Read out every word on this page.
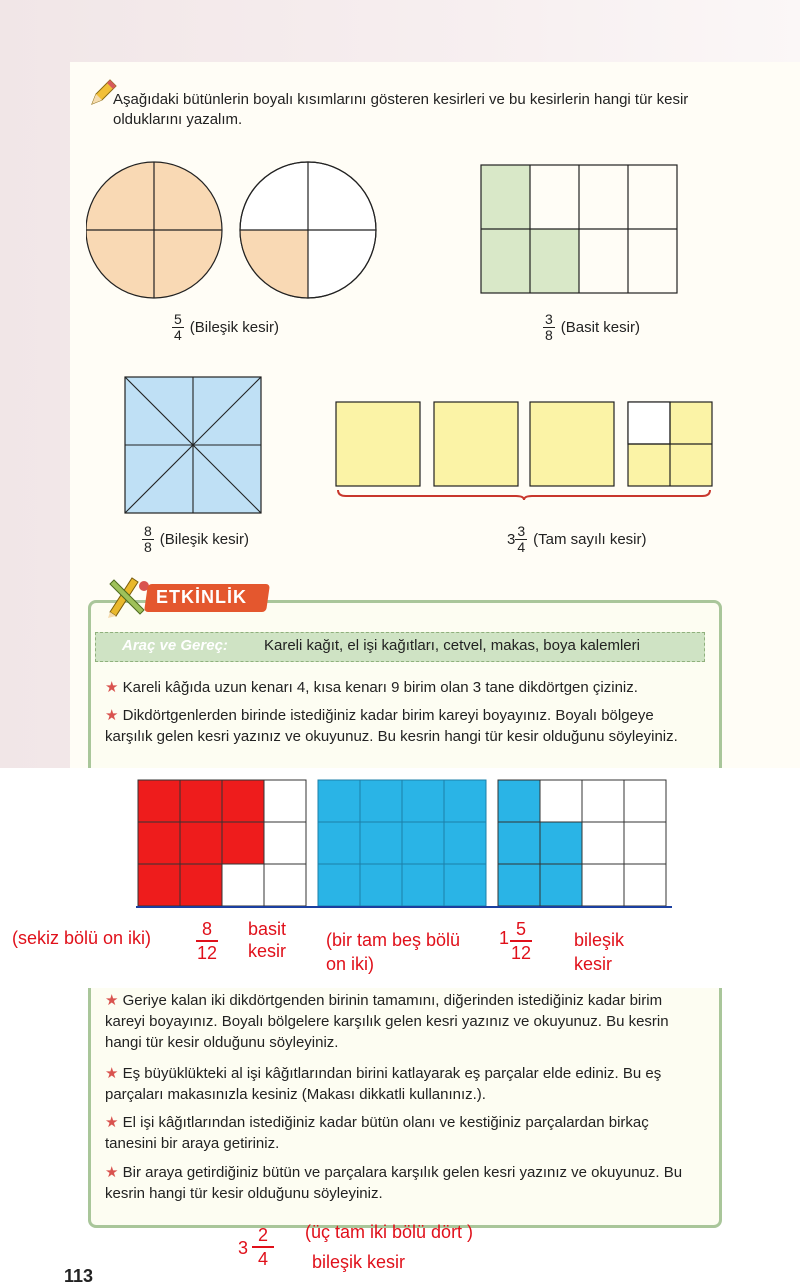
Aşağıdaki bütünlerin boyalı kısımlarını gösteren kesirleri ve bu kesirlerin hangi tür kesir olduklarını yazalım.
$\frac{5}{4}$ (Bileşik kesir)	$\frac{3}{8}$ (Basit kesir)
$\frac{8}{8}$ (Bileşik kesir)	$3 \frac{3}{4} (Tam$ sayılı kesir)
ETKİNLİK
Araç ve Gereç: Kareli kağıt, el işi kağıtları, cetvel, makas, boya kalemleri
★ Kareli kâğıda uzun kenarı 4, kısa kenarı 9 birim olan 3 tane dikdörtgen çiziniz.
★ Dikdörtgenlerden birinde istediğiniz kadar birim kareyi boyayınız. Boyalı bölgeye karşılık gelen kesri yazınız ve okuyunuz. Bu kesrin hangi tür kesir olduğunu söyleyiniz.
(sekiz bölü on $iki) \frac{8}{12}$ basit
kesir
(bir tam beş bölü
on iki)
$1 \frac{5}{12}$ bileşik
kesir
★ Geriye kalan iki dikdörtgenden birinin tamamını, diğerinden istediğiniz kadar birim kareyi boyayınız. Boyalı bölgelere karşılık gelen kesri yazınız ve okuyunuz. Bu kesrin hangi tür kesir olduğunu söyleyiniz.
★ Eş büyüklükteki al işi kâğıtlarından birini katlayarak eş parçalar elde ediniz. Bu eş parçaları makasınızla kesiniz (Makası dikkatli kullanınız.).
★ El işi kâğıtlarından istediğiniz kadar bütün olanı ve kestiğiniz parçalardan birkaç tanesini bir araya getiriniz.
★ Bir araya getirdiğiniz bütün ve parçalara karşılık gelen kesri yazınız ve okuyunuz. Bu kesrin hangi tür kesir olduğunu söyleyiniz.
$3 \frac{2}{4}$ (üç tam iki bölü dört )
bileşik kesir
113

════════

## Required work
Repeat the records word for word. Any picture in them should be left out.

## Task output
Read out every word on this page.
Aşağıdaki bütünlerin boyalı kısımlarını gösteren kesirleri ve bu kesirlerin hangi tür kesir olduklarını yazalım.
$\frac{5}{4}$ (Bileşik kesir)	$\frac{3}{8}$ (Basit kesir)
$\frac{8}{8}$ (Bileşik kesir)	$3 \frac{3}{4} (Tam$ sayılı kesir)
ETKİNLİK
Araç ve Gereç: Kareli kağıt, el işi kağıtları, cetvel, makas, boya kalemleri
★ Kareli kâğıda uzun kenarı 4, kısa kenarı 9 birim olan 3 tane dikdörtgen çiziniz.
★ Dikdörtgenlerden birinde istediğiniz kadar birim kareyi boyayınız. Boyalı bölgeye karşılık gelen kesri yazınız ve okuyunuz. Bu kesrin hangi tür kesir olduğunu söyleyiniz.
(sekiz bölü on $iki) \frac{8}{12}$ basit
kesir
(bir tam beş bölü
on iki)
$1 \frac{5}{12}$ bileşik
kesir
★ Geriye kalan iki dikdörtgenden birinin tamamını, diğerinden istediğiniz kadar birim kareyi boyayınız. Boyalı bölgelere karşılık gelen kesri yazınız ve okuyunuz. Bu kesrin hangi tür kesir olduğunu söyleyiniz.
★ Eş büyüklükteki al işi kâğıtlarından birini katlayarak eş parçalar elde ediniz. Bu eş parçaları makasınızla kesiniz (Makası dikkatli kullanınız.).
★ El işi kâğıtlarından istediğiniz kadar bütün olanı ve kestiğiniz parçalardan birkaç tanesini bir araya getiriniz.
★ Bir araya getirdiğiniz bütün ve parçalara karşılık gelen kesri yazınız ve okuyunuz. Bu kesrin hangi tür kesir olduğunu söyleyiniz.
$3 \frac{2}{4}$ (üç tam iki bölü dört )
bileşik kesir
113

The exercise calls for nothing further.